[Data rows]
=======
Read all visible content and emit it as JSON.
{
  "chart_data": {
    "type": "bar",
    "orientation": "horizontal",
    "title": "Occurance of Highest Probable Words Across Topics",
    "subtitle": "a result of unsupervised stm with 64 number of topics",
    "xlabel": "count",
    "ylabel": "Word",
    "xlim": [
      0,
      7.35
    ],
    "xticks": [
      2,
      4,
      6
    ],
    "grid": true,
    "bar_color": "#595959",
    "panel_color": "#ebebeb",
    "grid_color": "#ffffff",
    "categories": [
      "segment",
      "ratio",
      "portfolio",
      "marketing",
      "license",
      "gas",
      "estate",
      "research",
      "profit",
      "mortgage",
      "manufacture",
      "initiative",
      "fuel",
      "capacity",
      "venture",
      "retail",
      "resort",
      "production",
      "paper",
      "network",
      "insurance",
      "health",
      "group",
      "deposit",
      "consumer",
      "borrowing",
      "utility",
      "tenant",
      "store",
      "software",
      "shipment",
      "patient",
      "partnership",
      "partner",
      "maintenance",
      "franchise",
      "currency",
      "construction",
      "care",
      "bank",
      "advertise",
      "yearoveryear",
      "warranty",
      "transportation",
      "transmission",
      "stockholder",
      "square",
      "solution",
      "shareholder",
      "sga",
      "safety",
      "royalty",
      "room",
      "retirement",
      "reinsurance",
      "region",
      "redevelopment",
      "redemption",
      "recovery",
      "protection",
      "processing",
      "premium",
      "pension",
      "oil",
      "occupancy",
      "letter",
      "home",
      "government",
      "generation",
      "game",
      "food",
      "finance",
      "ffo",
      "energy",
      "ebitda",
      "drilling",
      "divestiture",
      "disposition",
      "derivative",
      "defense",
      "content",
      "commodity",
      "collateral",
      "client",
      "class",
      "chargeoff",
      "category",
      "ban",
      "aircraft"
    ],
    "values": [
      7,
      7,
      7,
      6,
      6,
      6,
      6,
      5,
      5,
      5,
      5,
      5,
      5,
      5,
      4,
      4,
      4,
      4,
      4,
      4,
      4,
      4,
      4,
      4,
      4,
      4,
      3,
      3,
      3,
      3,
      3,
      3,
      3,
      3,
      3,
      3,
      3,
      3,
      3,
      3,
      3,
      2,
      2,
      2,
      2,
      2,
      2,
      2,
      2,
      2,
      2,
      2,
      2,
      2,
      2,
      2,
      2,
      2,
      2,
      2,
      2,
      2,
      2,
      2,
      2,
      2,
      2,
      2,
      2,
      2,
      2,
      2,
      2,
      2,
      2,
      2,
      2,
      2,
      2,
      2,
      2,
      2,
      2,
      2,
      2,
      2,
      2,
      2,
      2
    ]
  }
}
=======
From the entries above, copy out every line where the string "content" appears.

Read all visible content and emit it as JSON.
      "content",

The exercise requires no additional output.